Sunday, May 5, 2013

A Woman With A Plan (Prov 31:25)

I posted in October about "moving forward" by setting goals and making a plan to meet them. 
The question that set me off on that one was "How will your life be better next year than it is today?"

At the time, I was shocked to realize how much I'd just been "coasting" through my own life. So I set some goals. Made some plans. I discovered that I'd been afraid that planning ahead meant that in some way I was trying to do God's job. After all, Jesus explicitly said "don't worry about tomorrow." 


However, He also told us to be good stewards of our resources. Undoubtedly our time on Earth is one of our most precious resources. If we're going to use that time well, we have to have an eye to the future. 

Last week a friend asked me what my 5-year plan looked like.

Never in my life have I had a 5-year plan, unless you count graduating from high school. I don't actually think I can take credit for planning that, though. It's not like I had a choice. My parents always made it clear that I would graduate. If anything, it was their plan.

After high school I went to community college for 2 years, because I had a scholarship. 

Then I took a year off. School had always been easy for me. I wanted to really care about my education before I actually started to pay for it. The year off turned into 5. That wasn't planned. It just turned out that college was more expensive than I'd thought.


In year 2 of my "off time" I moved to WA. I was going to stay for two years, then move somewhere else (or return to CO).  I stayed in WA for 13 years.

When I finally went back to college, I had a three-year plan. Finish my degree, then get my teaching certificate (a 5th year program). I really didn't think beyond that. As I came to the end of my program I had a major meltdown over the idea of signing a contract for a year. I din't know if I could commit to working in one school, one district for that long. It took my advisor most of a box of tissues to persuade me that a school-year - 180 days - was well within my comfort zone.

:: Excerpted records ::
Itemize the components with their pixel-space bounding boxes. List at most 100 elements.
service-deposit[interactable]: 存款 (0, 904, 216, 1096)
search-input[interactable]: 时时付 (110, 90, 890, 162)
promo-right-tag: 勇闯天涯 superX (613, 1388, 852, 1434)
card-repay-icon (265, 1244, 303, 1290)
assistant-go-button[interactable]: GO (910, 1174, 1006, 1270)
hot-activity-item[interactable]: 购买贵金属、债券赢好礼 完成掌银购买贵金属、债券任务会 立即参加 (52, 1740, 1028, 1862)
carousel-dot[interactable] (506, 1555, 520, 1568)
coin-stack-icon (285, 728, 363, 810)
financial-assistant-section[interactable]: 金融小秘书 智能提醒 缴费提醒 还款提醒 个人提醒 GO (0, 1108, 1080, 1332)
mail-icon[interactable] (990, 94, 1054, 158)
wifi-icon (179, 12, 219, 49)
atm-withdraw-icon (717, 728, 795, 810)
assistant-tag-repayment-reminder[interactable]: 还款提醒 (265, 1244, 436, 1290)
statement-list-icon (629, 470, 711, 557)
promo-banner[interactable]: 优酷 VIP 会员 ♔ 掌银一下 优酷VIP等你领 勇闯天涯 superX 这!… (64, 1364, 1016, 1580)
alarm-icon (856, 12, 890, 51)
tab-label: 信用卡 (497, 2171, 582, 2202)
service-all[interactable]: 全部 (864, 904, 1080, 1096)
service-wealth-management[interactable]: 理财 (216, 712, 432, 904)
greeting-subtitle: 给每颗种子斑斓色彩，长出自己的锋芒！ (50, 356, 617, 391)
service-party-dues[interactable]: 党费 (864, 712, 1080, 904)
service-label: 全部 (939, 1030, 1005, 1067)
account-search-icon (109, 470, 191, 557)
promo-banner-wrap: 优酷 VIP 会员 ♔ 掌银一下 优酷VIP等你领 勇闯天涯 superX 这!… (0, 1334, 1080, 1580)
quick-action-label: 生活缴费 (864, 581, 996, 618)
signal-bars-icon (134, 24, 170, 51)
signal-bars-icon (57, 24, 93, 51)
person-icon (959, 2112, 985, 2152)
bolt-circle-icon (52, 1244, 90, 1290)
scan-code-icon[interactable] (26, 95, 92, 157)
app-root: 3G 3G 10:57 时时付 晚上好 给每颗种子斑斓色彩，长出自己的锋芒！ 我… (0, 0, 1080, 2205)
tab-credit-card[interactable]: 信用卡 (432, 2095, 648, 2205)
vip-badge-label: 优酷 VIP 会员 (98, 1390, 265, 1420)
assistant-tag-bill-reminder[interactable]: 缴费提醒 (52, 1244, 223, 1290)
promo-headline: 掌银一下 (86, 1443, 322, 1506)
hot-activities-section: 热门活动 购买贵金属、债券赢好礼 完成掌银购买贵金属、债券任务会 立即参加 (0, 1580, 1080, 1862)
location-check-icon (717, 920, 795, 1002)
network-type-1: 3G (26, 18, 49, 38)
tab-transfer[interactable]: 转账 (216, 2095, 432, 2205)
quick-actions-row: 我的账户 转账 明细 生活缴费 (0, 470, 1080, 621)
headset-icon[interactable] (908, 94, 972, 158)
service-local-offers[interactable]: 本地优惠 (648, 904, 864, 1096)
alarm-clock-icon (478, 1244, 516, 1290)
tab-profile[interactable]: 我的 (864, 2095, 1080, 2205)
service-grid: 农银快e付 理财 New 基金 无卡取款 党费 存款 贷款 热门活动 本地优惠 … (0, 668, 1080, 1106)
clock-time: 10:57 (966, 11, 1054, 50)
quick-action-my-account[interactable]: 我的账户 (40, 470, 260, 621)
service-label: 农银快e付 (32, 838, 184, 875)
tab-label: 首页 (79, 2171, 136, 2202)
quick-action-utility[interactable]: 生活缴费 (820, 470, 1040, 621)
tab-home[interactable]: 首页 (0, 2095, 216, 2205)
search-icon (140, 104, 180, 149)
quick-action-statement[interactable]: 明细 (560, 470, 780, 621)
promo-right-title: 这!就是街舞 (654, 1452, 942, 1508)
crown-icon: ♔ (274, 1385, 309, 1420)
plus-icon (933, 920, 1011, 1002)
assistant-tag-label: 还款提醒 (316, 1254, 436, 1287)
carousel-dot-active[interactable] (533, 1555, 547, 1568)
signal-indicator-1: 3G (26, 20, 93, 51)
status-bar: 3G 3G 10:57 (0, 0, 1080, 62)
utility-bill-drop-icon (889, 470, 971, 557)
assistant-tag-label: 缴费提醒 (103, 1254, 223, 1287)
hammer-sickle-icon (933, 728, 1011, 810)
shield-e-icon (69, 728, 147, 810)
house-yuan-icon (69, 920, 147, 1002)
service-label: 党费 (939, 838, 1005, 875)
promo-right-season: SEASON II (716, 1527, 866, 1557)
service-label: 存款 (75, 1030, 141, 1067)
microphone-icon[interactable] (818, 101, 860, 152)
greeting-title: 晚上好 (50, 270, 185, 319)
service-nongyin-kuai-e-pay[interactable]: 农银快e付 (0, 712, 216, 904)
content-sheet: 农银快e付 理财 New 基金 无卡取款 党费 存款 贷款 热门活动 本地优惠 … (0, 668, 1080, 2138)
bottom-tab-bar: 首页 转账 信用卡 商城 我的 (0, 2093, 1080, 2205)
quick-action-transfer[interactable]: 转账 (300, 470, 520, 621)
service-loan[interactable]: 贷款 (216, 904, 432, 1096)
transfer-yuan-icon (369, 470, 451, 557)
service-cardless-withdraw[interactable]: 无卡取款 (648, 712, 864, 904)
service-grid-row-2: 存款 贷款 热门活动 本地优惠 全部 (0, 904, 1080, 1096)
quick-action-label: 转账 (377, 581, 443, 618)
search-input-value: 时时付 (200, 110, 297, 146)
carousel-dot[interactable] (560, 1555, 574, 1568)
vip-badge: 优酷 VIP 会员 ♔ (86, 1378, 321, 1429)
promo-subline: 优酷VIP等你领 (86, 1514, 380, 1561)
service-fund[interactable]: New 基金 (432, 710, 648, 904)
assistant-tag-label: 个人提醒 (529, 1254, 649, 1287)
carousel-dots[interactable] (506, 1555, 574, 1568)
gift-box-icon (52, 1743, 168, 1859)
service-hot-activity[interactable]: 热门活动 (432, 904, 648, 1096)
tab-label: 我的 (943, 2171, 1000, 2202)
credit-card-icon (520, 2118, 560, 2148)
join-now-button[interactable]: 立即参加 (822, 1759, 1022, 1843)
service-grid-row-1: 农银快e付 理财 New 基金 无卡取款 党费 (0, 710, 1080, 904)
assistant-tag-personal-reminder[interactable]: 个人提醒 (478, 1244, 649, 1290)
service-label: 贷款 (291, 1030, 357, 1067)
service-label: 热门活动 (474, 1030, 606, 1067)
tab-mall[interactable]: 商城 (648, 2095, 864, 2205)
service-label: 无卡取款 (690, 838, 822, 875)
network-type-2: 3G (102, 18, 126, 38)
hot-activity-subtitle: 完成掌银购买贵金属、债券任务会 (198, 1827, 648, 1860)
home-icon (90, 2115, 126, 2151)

:: Parts of the exercise ::
1: Render this sentence from the blog post on planning in Spanish: "Undoubtedly our time on Earth is one of our most precious resources."
2: Carry on the blog post on planning from its final sentence, keeping the same first-person voice.

:: Answers in order ::
1: Sin duda, nuestro tiempo en la Tierra es uno de nuestros recursos más preciados.

2:
180 days. 10 months. I could do anything for 10 months.With my mentor's advice ringing in my ears, I took a job in a small district I didn't expect to be a good fit.  I stayed there for 7 years.

Turns out I'm better at long-term than I thought I was.

So, now I'm thinking about my five-year plan. 
I'm writing it in pencil, because I've learned that sometimes things change in surprising ways. I know that God's the only one with a clear view of the future. I trust that His plan is the best plan. 

I also know that I can handle Him changing my plans. In October, one of the goals I set for myself was to be jogging in a 5K this spring. Then I broke my leg in December, and had to take that goal off the list (for now). It wasn't the end of the world. I'd never stopped to realize it, but one of my strengths is adapting.


Five years from now-ish... 
I'll be debt-free (except maybe that student loan).
I'll have dozens of new memories of adventures with my family. Parades. Birthdays. Dances. Soccer. TBall. Basketball. Lakes. Beaches.
I'll have a dog who loves to go walking/running with me. Loves taking car trips. Loves my nieces and nephew.
I'll be involved in my local church leadership again.

That's it so far. Not a bad start. 
There's more in my head, but I've still got to separate wishes (travel!) from plans (writing). And I know some things are totally out of my control. But in as far as I am able, I'm going to work to make the future count!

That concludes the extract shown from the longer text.